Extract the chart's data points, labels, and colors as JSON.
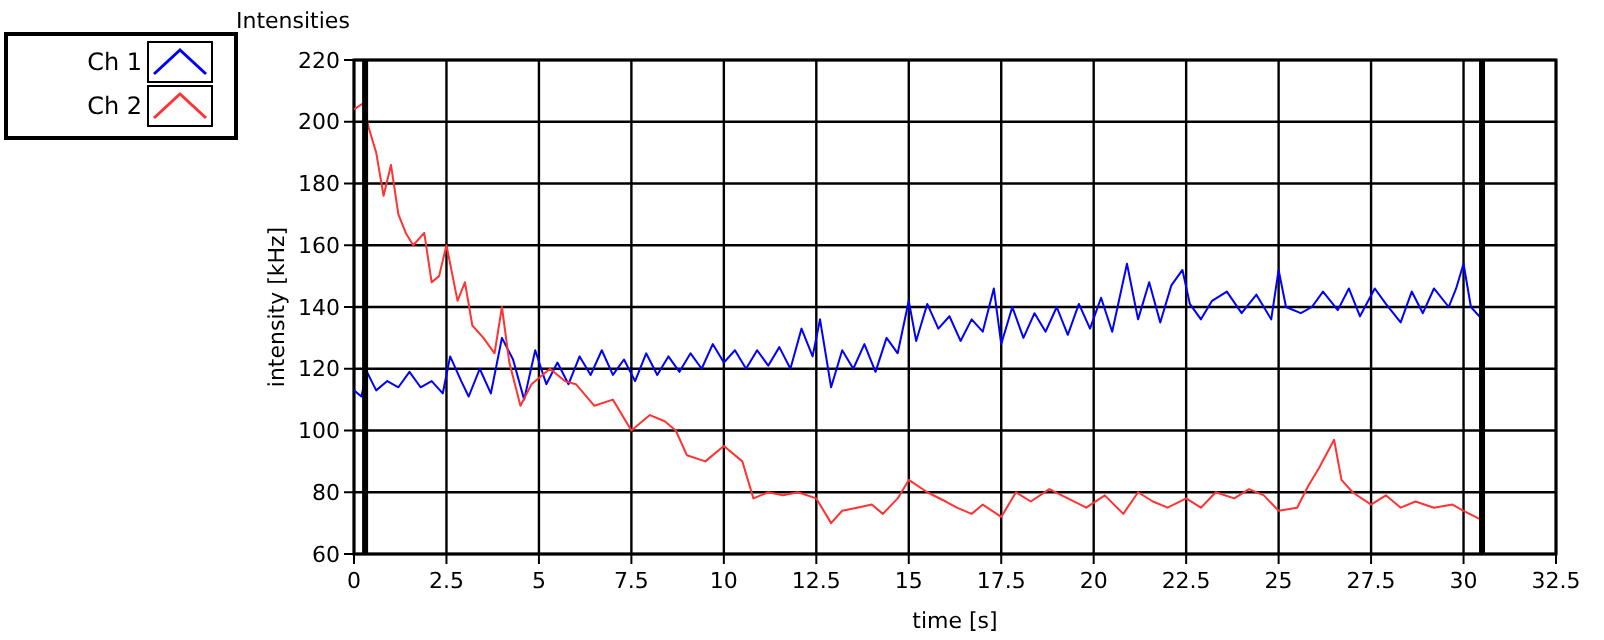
{
  "chart_data": {
    "type": "line",
    "title": "Intensities",
    "xlabel": "time [s]",
    "ylabel": "intensity [kHz]",
    "xlim": [
      0,
      32.5
    ],
    "xticks": [
      0,
      2.5,
      5,
      7.5,
      10,
      12.5,
      15,
      17.5,
      20,
      22.5,
      25,
      27.5,
      30,
      32.5
    ],
    "ylim": [
      60,
      220
    ],
    "yticks": [
      60,
      80,
      100,
      120,
      140,
      160,
      180,
      200,
      220
    ],
    "grid": true,
    "legend": "top left",
    "marker": "none",
    "line_style": "solid",
    "ref_lines": [
      {
        "axis": "x",
        "value": 0.3,
        "color": "#000000"
      },
      {
        "axis": "x",
        "value": 30.5,
        "color": "#000000"
      }
    ],
    "series": [
      {
        "name": "Ch 1",
        "color": "#0000ff",
        "x": [
          0,
          0.2,
          0.35,
          0.6,
          0.9,
          1.2,
          1.5,
          1.8,
          2.1,
          2.4,
          2.6,
          2.9,
          3.1,
          3.4,
          3.7,
          4.0,
          4.3,
          4.6,
          4.9,
          5.2,
          5.5,
          5.8,
          6.1,
          6.4,
          6.7,
          7.0,
          7.3,
          7.6,
          7.9,
          8.2,
          8.5,
          8.8,
          9.1,
          9.4,
          9.7,
          10.0,
          10.3,
          10.6,
          10.9,
          11.2,
          11.5,
          11.8,
          12.1,
          12.4,
          12.6,
          12.9,
          13.2,
          13.5,
          13.8,
          14.1,
          14.4,
          14.7,
          15.0,
          15.2,
          15.5,
          15.8,
          16.1,
          16.4,
          16.7,
          17.0,
          17.3,
          17.5,
          17.8,
          18.1,
          18.4,
          18.7,
          19.0,
          19.3,
          19.6,
          19.9,
          20.2,
          20.5,
          20.9,
          21.2,
          21.5,
          21.8,
          22.1,
          22.4,
          22.6,
          22.9,
          23.2,
          23.6,
          24.0,
          24.4,
          24.8,
          25.0,
          25.2,
          25.6,
          25.9,
          26.2,
          26.6,
          26.9,
          27.2,
          27.6,
          27.9,
          28.3,
          28.6,
          28.9,
          29.2,
          29.6,
          29.8,
          30.0,
          30.2,
          30.5
        ],
        "values": [
          113,
          111,
          119,
          113,
          116,
          114,
          119,
          114,
          116,
          112,
          124,
          116,
          111,
          120,
          112,
          130,
          123,
          110,
          126,
          115,
          122,
          115,
          124,
          118,
          126,
          118,
          123,
          116,
          125,
          118,
          124,
          119,
          125,
          120,
          128,
          122,
          126,
          120,
          126,
          121,
          127,
          120,
          133,
          124,
          136,
          114,
          126,
          120,
          128,
          119,
          130,
          125,
          142,
          129,
          141,
          133,
          137,
          129,
          136,
          132,
          146,
          128,
          140,
          130,
          138,
          132,
          140,
          131,
          141,
          133,
          143,
          132,
          154,
          136,
          148,
          135,
          147,
          152,
          141,
          136,
          142,
          145,
          138,
          144,
          136,
          152,
          140,
          138,
          140,
          145,
          139,
          146,
          137,
          146,
          141,
          135,
          145,
          138,
          146,
          140,
          146,
          154,
          140,
          136
        ]
      },
      {
        "name": "Ch 2",
        "color": "#ff3333",
        "x": [
          0,
          0.25,
          0.4,
          0.6,
          0.8,
          1.0,
          1.2,
          1.4,
          1.6,
          1.9,
          2.1,
          2.3,
          2.5,
          2.8,
          3.0,
          3.2,
          3.5,
          3.8,
          4.0,
          4.2,
          4.5,
          4.8,
          5.0,
          5.3,
          5.7,
          6.0,
          6.5,
          7.0,
          7.5,
          8.0,
          8.4,
          8.7,
          9.0,
          9.5,
          10.0,
          10.5,
          10.8,
          11.2,
          11.6,
          12.0,
          12.5,
          12.9,
          13.2,
          13.6,
          14.0,
          14.3,
          14.7,
          15.0,
          15.5,
          16.0,
          16.3,
          16.7,
          17.0,
          17.5,
          17.9,
          18.3,
          18.8,
          19.3,
          19.8,
          20.3,
          20.8,
          21.2,
          21.6,
          22.0,
          22.5,
          22.9,
          23.3,
          23.8,
          24.2,
          24.6,
          25.0,
          25.5,
          25.8,
          26.1,
          26.5,
          26.7,
          27.0,
          27.5,
          27.9,
          28.3,
          28.7,
          29.2,
          29.7,
          30.0,
          30.5
        ],
        "values": [
          204,
          206,
          198,
          190,
          176,
          186,
          170,
          164,
          160,
          164,
          148,
          150,
          160,
          142,
          148,
          134,
          130,
          125,
          140,
          122,
          108,
          115,
          117,
          120,
          116,
          115,
          108,
          110,
          100,
          105,
          103,
          100,
          92,
          90,
          95,
          90,
          78,
          80,
          79,
          80,
          78,
          70,
          74,
          75,
          76,
          73,
          78,
          84,
          80,
          77,
          75,
          73,
          76,
          72,
          80,
          77,
          81,
          78,
          75,
          79,
          73,
          80,
          77,
          75,
          78,
          75,
          80,
          78,
          81,
          79,
          74,
          75,
          82,
          88,
          97,
          84,
          80,
          76,
          79,
          75,
          77,
          75,
          76,
          74,
          71
        ]
      }
    ]
  }
}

+ + + + + + +

### Task prompt
The data above needs to be retyped exactly, with the images left out.

### Final result
Extract the chart's data points, labels, and colors as JSON.
{
  "chart_data": {
    "type": "line",
    "title": "Intensities",
    "xlabel": "time [s]",
    "ylabel": "intensity [kHz]",
    "xlim": [
      0,
      32.5
    ],
    "xticks": [
      0,
      2.5,
      5,
      7.5,
      10,
      12.5,
      15,
      17.5,
      20,
      22.5,
      25,
      27.5,
      30,
      32.5
    ],
    "ylim": [
      60,
      220
    ],
    "yticks": [
      60,
      80,
      100,
      120,
      140,
      160,
      180,
      200,
      220
    ],
    "grid": true,
    "legend": "top left",
    "marker": "none",
    "line_style": "solid",
    "ref_lines": [
      {
        "axis": "x",
        "value": 0.3,
        "color": "#000000"
      },
      {
        "axis": "x",
        "value": 30.5,
        "color": "#000000"
      }
    ],
    "series": [
      {
        "name": "Ch 1",
        "color": "#0000ff",
        "x": [
          0,
          0.2,
          0.35,
          0.6,
          0.9,
          1.2,
          1.5,
          1.8,
          2.1,
          2.4,
          2.6,
          2.9,
          3.1,
          3.4,
          3.7,
          4.0,
          4.3,
          4.6,
          4.9,
          5.2,
          5.5,
          5.8,
          6.1,
          6.4,
          6.7,
          7.0,
          7.3,
          7.6,
          7.9,
          8.2,
          8.5,
          8.8,
          9.1,
          9.4,
          9.7,
          10.0,
          10.3,
          10.6,
          10.9,
          11.2,
          11.5,
          11.8,
          12.1,
          12.4,
          12.6,
          12.9,
          13.2,
          13.5,
          13.8,
          14.1,
          14.4,
          14.7,
          15.0,
          15.2,
          15.5,
          15.8,
          16.1,
          16.4,
          16.7,
          17.0,
          17.3,
          17.5,
          17.8,
          18.1,
          18.4,
          18.7,
          19.0,
          19.3,
          19.6,
          19.9,
          20.2,
          20.5,
          20.9,
          21.2,
          21.5,
          21.8,
          22.1,
          22.4,
          22.6,
          22.9,
          23.2,
          23.6,
          24.0,
          24.4,
          24.8,
          25.0,
          25.2,
          25.6,
          25.9,
          26.2,
          26.6,
          26.9,
          27.2,
          27.6,
          27.9,
          28.3,
          28.6,
          28.9,
          29.2,
          29.6,
          29.8,
          30.0,
          30.2,
          30.5
        ],
        "values": [
          113,
          111,
          119,
          113,
          116,
          114,
          119,
          114,
          116,
          112,
          124,
          116,
          111,
          120,
          112,
          130,
          123,
          110,
          126,
          115,
          122,
          115,
          124,
          118,
          126,
          118,
          123,
          116,
          125,
          118,
          124,
          119,
          125,
          120,
          128,
          122,
          126,
          120,
          126,
          121,
          127,
          120,
          133,
          124,
          136,
          114,
          126,
          120,
          128,
          119,
          130,
          125,
          142,
          129,
          141,
          133,
          137,
          129,
          136,
          132,
          146,
          128,
          140,
          130,
          138,
          132,
          140,
          131,
          141,
          133,
          143,
          132,
          154,
          136,
          148,
          135,
          147,
          152,
          141,
          136,
          142,
          145,
          138,
          144,
          136,
          152,
          140,
          138,
          140,
          145,
          139,
          146,
          137,
          146,
          141,
          135,
          145,
          138,
          146,
          140,
          146,
          154,
          140,
          136
        ]
      },
      {
        "name": "Ch 2",
        "color": "#ff3333",
        "x": [
          0,
          0.25,
          0.4,
          0.6,
          0.8,
          1.0,
          1.2,
          1.4,
          1.6,
          1.9,
          2.1,
          2.3,
          2.5,
          2.8,
          3.0,
          3.2,
          3.5,
          3.8,
          4.0,
          4.2,
          4.5,
          4.8,
          5.0,
          5.3,
          5.7,
          6.0,
          6.5,
          7.0,
          7.5,
          8.0,
          8.4,
          8.7,
          9.0,
          9.5,
          10.0,
          10.5,
          10.8,
          11.2,
          11.6,
          12.0,
          12.5,
          12.9,
          13.2,
          13.6,
          14.0,
          14.3,
          14.7,
          15.0,
          15.5,
          16.0,
          16.3,
          16.7,
          17.0,
          17.5,
          17.9,
          18.3,
          18.8,
          19.3,
          19.8,
          20.3,
          20.8,
          21.2,
          21.6,
          22.0,
          22.5,
          22.9,
          23.3,
          23.8,
          24.2,
          24.6,
          25.0,
          25.5,
          25.8,
          26.1,
          26.5,
          26.7,
          27.0,
          27.5,
          27.9,
          28.3,
          28.7,
          29.2,
          29.7,
          30.0,
          30.5
        ],
        "values": [
          204,
          206,
          198,
          190,
          176,
          186,
          170,
          164,
          160,
          164,
          148,
          150,
          160,
          142,
          148,
          134,
          130,
          125,
          140,
          122,
          108,
          115,
          117,
          120,
          116,
          115,
          108,
          110,
          100,
          105,
          103,
          100,
          92,
          90,
          95,
          90,
          78,
          80,
          79,
          80,
          78,
          70,
          74,
          75,
          76,
          73,
          78,
          84,
          80,
          77,
          75,
          73,
          76,
          72,
          80,
          77,
          81,
          78,
          75,
          79,
          73,
          80,
          77,
          75,
          78,
          75,
          80,
          78,
          81,
          79,
          74,
          75,
          82,
          88,
          97,
          84,
          80,
          76,
          79,
          75,
          77,
          75,
          76,
          74,
          71
        ]
      }
    ]
  }
}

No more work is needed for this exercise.